• **THE TASK**
Extract all of the data and reproduce it precisely.

»»

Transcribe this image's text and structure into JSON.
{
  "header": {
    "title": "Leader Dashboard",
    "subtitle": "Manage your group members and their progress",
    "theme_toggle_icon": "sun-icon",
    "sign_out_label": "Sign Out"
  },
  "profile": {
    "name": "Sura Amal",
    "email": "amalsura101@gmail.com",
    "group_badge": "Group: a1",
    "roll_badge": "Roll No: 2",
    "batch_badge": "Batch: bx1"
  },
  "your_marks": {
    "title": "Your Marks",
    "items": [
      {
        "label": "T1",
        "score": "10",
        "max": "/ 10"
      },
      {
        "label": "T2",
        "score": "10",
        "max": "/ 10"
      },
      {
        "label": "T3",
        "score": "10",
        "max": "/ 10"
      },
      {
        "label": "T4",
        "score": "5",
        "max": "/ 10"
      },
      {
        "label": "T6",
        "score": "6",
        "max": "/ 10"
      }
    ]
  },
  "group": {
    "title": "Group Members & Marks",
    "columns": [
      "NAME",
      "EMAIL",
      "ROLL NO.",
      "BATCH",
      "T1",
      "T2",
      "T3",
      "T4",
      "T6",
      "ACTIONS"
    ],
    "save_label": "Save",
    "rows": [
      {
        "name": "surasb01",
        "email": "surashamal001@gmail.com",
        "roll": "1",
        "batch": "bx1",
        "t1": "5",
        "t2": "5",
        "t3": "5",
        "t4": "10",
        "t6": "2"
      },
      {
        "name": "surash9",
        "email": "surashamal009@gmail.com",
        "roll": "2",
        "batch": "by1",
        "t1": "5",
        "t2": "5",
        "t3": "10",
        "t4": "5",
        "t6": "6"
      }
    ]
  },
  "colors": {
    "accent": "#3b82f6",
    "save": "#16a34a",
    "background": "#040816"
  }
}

««

• **COMPLETE ANSWER**
Transcribe this image's text and structure into JSON.
{
  "header": {
    "title": "Leader Dashboard",
    "subtitle": "Manage your group members and their progress",
    "theme_toggle_icon": "sun-icon",
    "sign_out_label": "Sign Out"
  },
  "profile": {
    "name": "Sura Amal",
    "email": "amalsura101@gmail.com",
    "group_badge": "Group: a1",
    "roll_badge": "Roll No: 2",
    "batch_badge": "Batch: bx1"
  },
  "your_marks": {
    "title": "Your Marks",
    "items": [
      {
        "label": "T1",
        "score": "10",
        "max": "/ 10"
      },
      {
        "label": "T2",
        "score": "10",
        "max": "/ 10"
      },
      {
        "label": "T3",
        "score": "10",
        "max": "/ 10"
      },
      {
        "label": "T4",
        "score": "5",
        "max": "/ 10"
      },
      {
        "label": "T6",
        "score": "6",
        "max": "/ 10"
      }
    ]
  },
  "group": {
    "title": "Group Members & Marks",
    "columns": [
      "NAME",
      "EMAIL",
      "ROLL NO.",
      "BATCH",
      "T1",
      "T2",
      "T3",
      "T4",
      "T6",
      "ACTIONS"
    ],
    "save_label": "Save",
    "rows": [
      {
        "name": "surasb01",
        "email": "surashamal001@gmail.com",
        "roll": "1",
        "batch": "bx1",
        "t1": "5",
        "t2": "5",
        "t3": "5",
        "t4": "10",
        "t6": "2"
      },
      {
        "name": "surash9",
        "email": "surashamal009@gmail.com",
        "roll": "2",
        "batch": "by1",
        "t1": "5",
        "t2": "5",
        "t3": "10",
        "t4": "5",
        "t6": "6"
      }
    ]
  },
  "colors": {
    "accent": "#3b82f6",
    "save": "#16a34a",
    "background": "#040816"
  }
}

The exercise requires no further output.